### EXERCISE GOAL
In the records, take the line with "wind-arrow-head [948,181,954,189]" and each line after it through the line with "wind-arrow-head [319,371,327,379]". Reproduce only those lines, renaming every "wind-arrow-head" to "arrowhead-marker" and leaving all else unchanged.

-- begin DATA PROVIDED --

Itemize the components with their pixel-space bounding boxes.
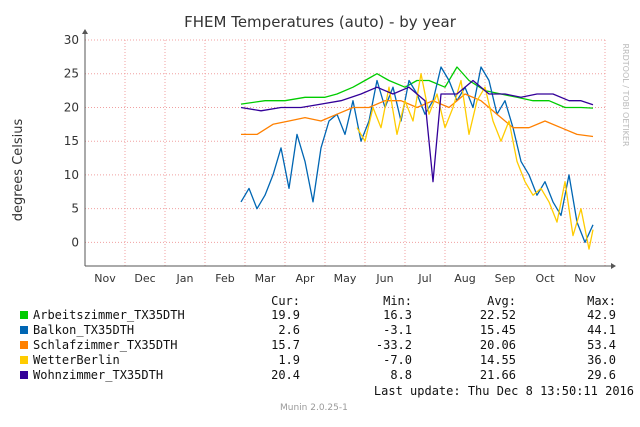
x-tick-label: Dec xyxy=(134,272,155,285)
y-tick-label: 10 xyxy=(64,168,79,182)
header-cur: Cur: xyxy=(271,294,300,308)
legend-swatch xyxy=(20,326,28,334)
legend-max-value: 44.1 xyxy=(587,323,616,337)
y-axis-arrow xyxy=(82,29,88,34)
y-tick-label: 5 xyxy=(71,202,79,216)
x-tick-label: Nov xyxy=(94,272,116,285)
legend-swatch xyxy=(20,341,28,349)
y-tick-label: 25 xyxy=(64,67,79,81)
x-tick-label: Nov xyxy=(574,272,596,285)
series-line-schlafzimmer_tx35dth xyxy=(241,93,594,138)
header-max: Max: xyxy=(587,294,616,308)
legend-min-value: 8.8 xyxy=(390,368,412,382)
legend-swatch xyxy=(20,311,28,319)
legend-max-value: 42.9 xyxy=(587,308,616,322)
legend-series-name: Arbeitszimmer_TX35DTH xyxy=(33,308,185,322)
legend-cur-value: 2.6 xyxy=(278,323,300,337)
legend-series-name: Wohnzimmer_TX35DTH xyxy=(33,368,164,382)
x-tick-label: Apr xyxy=(295,272,315,285)
x-tick-label: Feb xyxy=(215,272,234,285)
x-tick-label: Jun xyxy=(375,272,393,285)
legend-max-value: 29.6 xyxy=(587,368,616,382)
legend-header-row: Cur: Min: Avg: Max: xyxy=(20,294,638,309)
legend-cur-value: 20.4 xyxy=(271,368,300,382)
x-axis-arrow xyxy=(611,263,616,269)
last-update: Last update: Thu Dec 8 13:50:11 2016 xyxy=(373,384,634,398)
y-tick-label: 30 xyxy=(64,33,79,47)
munin-version: Munin 2.0.25-1 xyxy=(280,403,348,413)
legend-series-name: WetterBerlin xyxy=(33,353,120,367)
chart-title: FHEM Temperatures (auto) - by year xyxy=(184,13,457,31)
legend-swatch xyxy=(20,356,28,364)
legend-series-name: Schlafzimmer_TX35DTH xyxy=(33,338,178,352)
legend-max-value: 53.4 xyxy=(587,338,616,352)
legend-row: Balkon_TX35DTH 2.6 -3.1 15.45 44.1 xyxy=(20,323,638,338)
legend-row: Arbeitszimmer_TX35DTH 19.9 16.3 22.52 42.9 xyxy=(20,308,638,323)
legend-cur-value: 15.7 xyxy=(271,338,300,352)
temperature-chart: FHEM Temperatures (auto) - by year degre… xyxy=(11,13,630,285)
y-tick-label: 20 xyxy=(64,100,79,114)
y-tick-label: 15 xyxy=(64,134,79,148)
legend-min-value: -7.0 xyxy=(383,353,412,367)
x-tick-label: Jan xyxy=(176,272,194,285)
legend-max-value: 36.0 xyxy=(587,353,616,367)
legend-min-value: -3.1 xyxy=(383,323,412,337)
legend-cur-value: 1.9 xyxy=(278,353,300,367)
header-min: Min: xyxy=(383,294,412,308)
legend-series-name: Balkon_TX35DTH xyxy=(33,323,135,337)
legend-min-value: -33.2 xyxy=(375,338,412,352)
rrdtool-watermark: RRDTOOL / TOBI OETIKER xyxy=(621,43,630,146)
x-tick-label: May xyxy=(334,272,357,285)
header-avg: Avg: xyxy=(487,294,516,308)
legend-avg-value: 21.66 xyxy=(479,368,516,382)
legend-row: WetterBerlin 1.9 -7.0 14.55 36.0 xyxy=(20,353,638,368)
legend-swatch xyxy=(20,371,28,379)
y-axis-label: degrees Celsius xyxy=(11,119,26,222)
x-tick-label: Mar xyxy=(255,272,276,285)
y-tick-label: 0 xyxy=(71,235,79,249)
x-tick-label: Jul xyxy=(417,272,431,285)
legend-avg-value: 14.55 xyxy=(479,353,516,367)
legend-avg-value: 15.45 xyxy=(479,323,516,337)
legend-min-value: 16.3 xyxy=(383,308,412,322)
series-line-wohnzimmer_tx35dth xyxy=(240,79,594,183)
legend-avg-value: 22.52 xyxy=(479,308,516,322)
x-tick-label: Oct xyxy=(535,272,555,285)
legend-row: Schlafzimmer_TX35DTH 15.7 -33.2 20.06 53.4 xyxy=(20,338,638,353)
series-line-wetterberlin xyxy=(356,73,594,250)
legend-cur-value: 19.9 xyxy=(271,308,300,322)
legend-avg-value: 20.06 xyxy=(479,338,516,352)
legend-row: Wohnzimmer_TX35DTH 20.4 8.8 21.66 29.6 xyxy=(20,368,638,383)
x-tick-label: Aug xyxy=(454,272,475,285)
x-tick-label: Sep xyxy=(495,272,516,285)
plot-area xyxy=(85,40,605,266)
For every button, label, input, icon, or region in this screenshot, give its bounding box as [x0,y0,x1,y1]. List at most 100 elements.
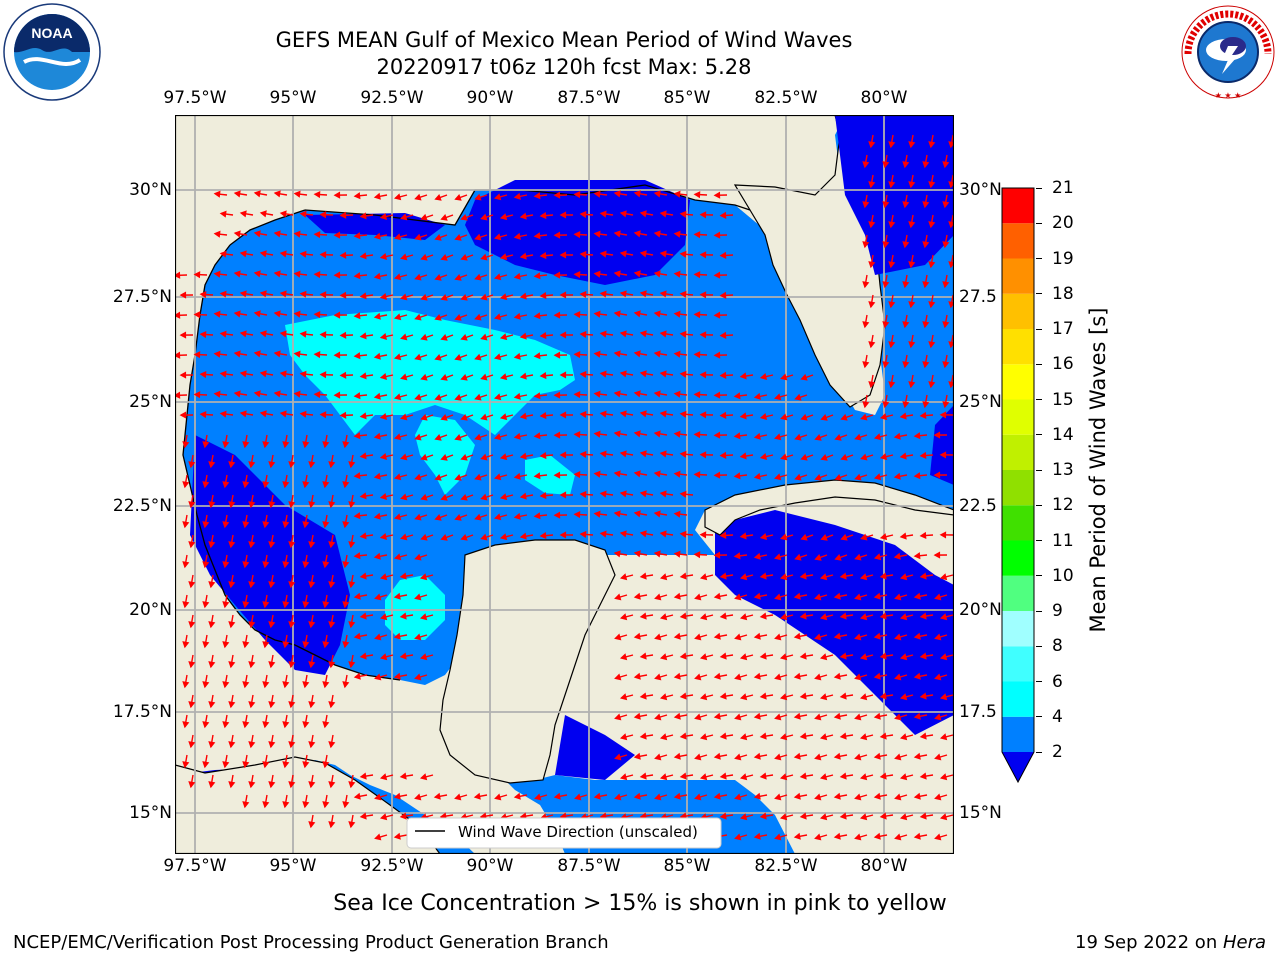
wind-arrow-head [948,181,954,189]
wind-arrow-head [774,393,782,401]
wind-arrow-head [854,713,862,721]
wind-arrow-head [420,213,428,221]
wind-arrow-head [328,661,336,669]
wind-arrow-head [948,301,954,309]
colorbar-segment [1002,505,1034,541]
wind-arrow-head [739,573,748,581]
wind-arrow-head [302,721,310,729]
wind-arrow-head [179,331,187,339]
wind-arrow-head [208,501,216,509]
wind-arrow-head [759,413,768,421]
wind-arrow-head [202,441,210,449]
wind-arrow-head [573,391,581,399]
wind-arrow-head [319,371,327,379]
wind-arrow-head [474,433,482,441]
wind-arrow-head [319,291,327,299]
wind-arrow-head [639,330,647,338]
wind-arrow-head [919,411,927,420]
wind-arrow-head [239,210,247,218]
wind-arrow-head [888,141,896,149]
wind-arrow-head [433,792,441,800]
wind-arrow-head [739,653,748,661]
wind-arrow-head [199,410,207,419]
wind-arrow-head [639,652,647,660]
wind-arrow-head [199,290,207,299]
wind-arrow-head [693,351,701,359]
wind-arrow-head [533,272,541,280]
wind-arrow-head [460,333,468,341]
wind-arrow-head [753,592,761,600]
wind-arrow-head [894,673,902,681]
wind-arrow-head [673,632,681,640]
wind-arrow-head [939,573,948,581]
svg-text:★ ★ ★: ★ ★ ★ [1215,91,1242,100]
wind-arrow-head [573,311,581,319]
wind-arrow-head [182,681,190,689]
wind-arrow-head [614,633,622,641]
wind-arrow-head [733,472,741,480]
wind-arrow-head [679,732,687,740]
wind-arrow-head [379,212,387,220]
wind-arrow-head [833,712,841,720]
wind-arrow-head [373,352,381,360]
wind-arrow-head [713,712,721,720]
wind-arrow-head [288,581,296,589]
wind-arrows [175,134,954,841]
wind-arrow-head [513,272,521,280]
wind-arrow-head [899,532,907,540]
wind-arrow-head [519,532,527,540]
wind-arrow-head [279,210,287,218]
wind-arrow-head [922,401,930,409]
wind-arrow-head [619,210,627,218]
colorbar-segment [1002,646,1034,682]
wind-arrow-head [414,433,422,441]
wind-arrow-head [454,313,462,321]
wind-arrow-head [213,190,221,198]
wind-arrow-head [262,601,270,609]
wind-arrow-head [639,450,647,458]
wind-arrow-head [533,432,541,440]
wind-arrow-head [273,350,281,358]
wind-arrow-head [333,311,341,319]
colorbar-segment [1002,258,1034,294]
wind-arrow-head [774,553,782,561]
wind-arrow-head [248,461,256,469]
footer-date-text: 19 Sep 2022 on [1075,932,1223,953]
lon-tick-top: 95°W [269,88,317,108]
wind-arrow-head [359,212,367,220]
wind-arrow-head [228,501,236,509]
colorbar-segment [1002,293,1034,329]
wind-arrow-head [519,452,527,460]
wind-arrow-head [248,501,256,509]
wind-arrow-head [819,573,828,581]
wind-arrow-head [268,701,276,709]
wind-arrow-head [440,533,448,541]
wind-arrow-head [833,752,841,760]
colorbar-segment [1002,188,1034,224]
wind-arrow-head [854,433,862,441]
wind-arrow-head [693,271,701,279]
wind-arrow-head [799,692,807,700]
wind-arrow-head [293,310,301,318]
wind-arrow-head [474,313,482,321]
wind-arrow-head [233,350,241,358]
wind-arrow-head [420,493,428,501]
wind-arrow-head [359,412,367,420]
wind-arrow-head [699,733,708,741]
wind-arrow-head [474,233,482,241]
wind-arrow-head [799,572,807,580]
wind-arrow-head [379,532,387,540]
wind-arrow-head [373,432,381,440]
wind-arrow-head [293,270,301,278]
wind-arrow-head [673,350,681,358]
wind-arrow-head [653,310,661,318]
wind-arrow-head [308,461,316,469]
wind-arrow-head [699,773,708,781]
wind-arrow-head [353,672,361,680]
wind-arrow-head [888,261,896,269]
wind-arrow-head [713,351,721,359]
wind-arrow-head [222,681,230,689]
wind-arrow-head [739,613,748,621]
wind-arrow-head [253,350,261,358]
wind-arrow-head [282,521,290,529]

-- end DATA PROVIDED --

### SOLUTION FOR THIS EXERCISE
arrowhead-marker [948,181,954,189]
arrowhead-marker [774,393,782,401]
arrowhead-marker [854,713,862,721]
arrowhead-marker [420,213,428,221]
arrowhead-marker [328,661,336,669]
arrowhead-marker [948,301,954,309]
colorbar-segment [1002,505,1034,541]
arrowhead-marker [739,573,748,581]
arrowhead-marker [302,721,310,729]
arrowhead-marker [179,331,187,339]
arrowhead-marker [208,501,216,509]
arrowhead-marker [759,413,768,421]
arrowhead-marker [202,441,210,449]
arrowhead-marker [573,391,581,399]
arrowhead-marker [319,371,327,379]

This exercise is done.